(WORK REQUIRED)
Return each line containing the string "time".

(MATERIAL)
■ ■ ■

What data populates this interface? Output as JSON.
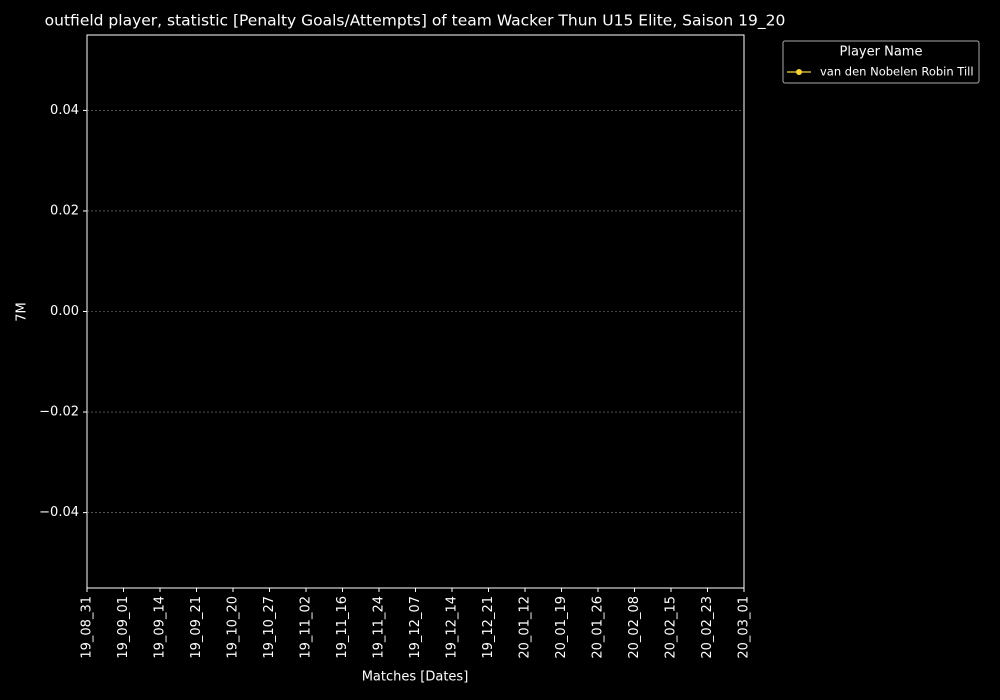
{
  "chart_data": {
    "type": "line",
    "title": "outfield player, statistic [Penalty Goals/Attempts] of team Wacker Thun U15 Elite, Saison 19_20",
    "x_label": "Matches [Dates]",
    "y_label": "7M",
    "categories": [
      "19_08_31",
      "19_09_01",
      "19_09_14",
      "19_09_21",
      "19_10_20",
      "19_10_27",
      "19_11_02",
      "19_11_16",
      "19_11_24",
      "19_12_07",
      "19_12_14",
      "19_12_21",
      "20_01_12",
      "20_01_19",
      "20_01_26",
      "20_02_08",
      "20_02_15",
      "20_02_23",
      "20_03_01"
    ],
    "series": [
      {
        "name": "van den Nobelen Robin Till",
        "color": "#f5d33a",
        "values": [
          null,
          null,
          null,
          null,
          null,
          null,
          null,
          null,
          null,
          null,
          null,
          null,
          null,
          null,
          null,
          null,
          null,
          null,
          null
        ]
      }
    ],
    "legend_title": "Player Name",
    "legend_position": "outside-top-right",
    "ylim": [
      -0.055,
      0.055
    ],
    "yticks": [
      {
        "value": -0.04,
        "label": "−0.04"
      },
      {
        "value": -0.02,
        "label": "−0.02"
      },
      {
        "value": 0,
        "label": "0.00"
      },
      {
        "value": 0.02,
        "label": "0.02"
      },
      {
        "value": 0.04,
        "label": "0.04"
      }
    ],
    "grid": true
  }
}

■ ■ ■

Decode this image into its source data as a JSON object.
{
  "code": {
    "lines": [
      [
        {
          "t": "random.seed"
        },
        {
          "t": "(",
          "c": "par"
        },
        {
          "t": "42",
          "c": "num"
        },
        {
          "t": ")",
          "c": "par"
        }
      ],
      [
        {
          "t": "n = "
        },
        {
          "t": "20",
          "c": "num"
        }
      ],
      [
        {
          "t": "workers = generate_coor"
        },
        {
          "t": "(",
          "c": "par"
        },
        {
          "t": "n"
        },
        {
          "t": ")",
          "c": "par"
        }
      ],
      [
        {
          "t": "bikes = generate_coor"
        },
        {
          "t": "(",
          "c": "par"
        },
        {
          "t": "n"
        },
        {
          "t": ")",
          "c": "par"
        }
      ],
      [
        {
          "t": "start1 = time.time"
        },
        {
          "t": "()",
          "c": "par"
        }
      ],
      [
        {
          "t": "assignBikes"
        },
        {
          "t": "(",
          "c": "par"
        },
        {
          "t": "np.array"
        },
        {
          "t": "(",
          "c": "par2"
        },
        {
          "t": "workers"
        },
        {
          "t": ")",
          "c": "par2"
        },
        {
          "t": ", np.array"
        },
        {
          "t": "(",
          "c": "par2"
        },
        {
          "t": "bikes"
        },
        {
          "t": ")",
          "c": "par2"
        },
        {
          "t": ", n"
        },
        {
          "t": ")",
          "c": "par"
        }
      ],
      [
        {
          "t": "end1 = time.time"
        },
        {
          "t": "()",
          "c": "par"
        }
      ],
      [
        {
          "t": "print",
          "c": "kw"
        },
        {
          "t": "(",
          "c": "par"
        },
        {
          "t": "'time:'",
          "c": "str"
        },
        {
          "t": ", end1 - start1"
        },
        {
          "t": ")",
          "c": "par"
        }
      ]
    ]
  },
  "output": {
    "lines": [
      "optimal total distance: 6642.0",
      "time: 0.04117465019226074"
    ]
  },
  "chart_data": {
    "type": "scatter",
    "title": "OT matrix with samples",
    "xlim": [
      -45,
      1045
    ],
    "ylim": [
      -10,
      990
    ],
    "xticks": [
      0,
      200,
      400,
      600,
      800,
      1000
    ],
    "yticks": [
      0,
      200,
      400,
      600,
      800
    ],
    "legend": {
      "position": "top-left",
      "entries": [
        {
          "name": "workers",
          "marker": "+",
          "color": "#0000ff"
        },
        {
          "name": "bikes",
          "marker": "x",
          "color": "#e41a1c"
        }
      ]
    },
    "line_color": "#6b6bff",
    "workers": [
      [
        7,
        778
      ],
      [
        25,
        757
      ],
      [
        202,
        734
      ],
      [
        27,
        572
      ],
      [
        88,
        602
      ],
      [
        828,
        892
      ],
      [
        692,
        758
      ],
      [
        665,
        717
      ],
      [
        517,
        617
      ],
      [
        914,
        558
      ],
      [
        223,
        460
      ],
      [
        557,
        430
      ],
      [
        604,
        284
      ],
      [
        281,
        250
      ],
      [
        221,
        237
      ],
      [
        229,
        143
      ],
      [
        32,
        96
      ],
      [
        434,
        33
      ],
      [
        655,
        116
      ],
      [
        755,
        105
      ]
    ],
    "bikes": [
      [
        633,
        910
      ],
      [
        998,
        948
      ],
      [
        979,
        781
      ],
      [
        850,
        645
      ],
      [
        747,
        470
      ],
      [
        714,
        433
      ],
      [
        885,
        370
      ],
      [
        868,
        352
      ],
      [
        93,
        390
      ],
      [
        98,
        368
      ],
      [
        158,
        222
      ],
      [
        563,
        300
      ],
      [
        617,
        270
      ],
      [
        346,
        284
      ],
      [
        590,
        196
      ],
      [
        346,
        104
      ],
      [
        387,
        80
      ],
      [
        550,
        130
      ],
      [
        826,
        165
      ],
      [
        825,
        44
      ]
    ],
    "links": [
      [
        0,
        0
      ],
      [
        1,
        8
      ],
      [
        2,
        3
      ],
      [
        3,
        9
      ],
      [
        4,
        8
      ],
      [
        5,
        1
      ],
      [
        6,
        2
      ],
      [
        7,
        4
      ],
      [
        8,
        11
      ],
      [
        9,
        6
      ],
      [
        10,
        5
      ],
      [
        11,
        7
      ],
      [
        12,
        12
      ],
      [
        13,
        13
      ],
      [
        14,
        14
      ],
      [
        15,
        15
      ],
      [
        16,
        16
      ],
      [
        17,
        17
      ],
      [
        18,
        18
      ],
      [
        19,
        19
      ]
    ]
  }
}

■ ■ ■

(FULL RESPONSE)
          "t": "start1 = time.time"
          "t": "end1 = time.time"
          "t": "'time:'",
      "time: 0.04117465019226074"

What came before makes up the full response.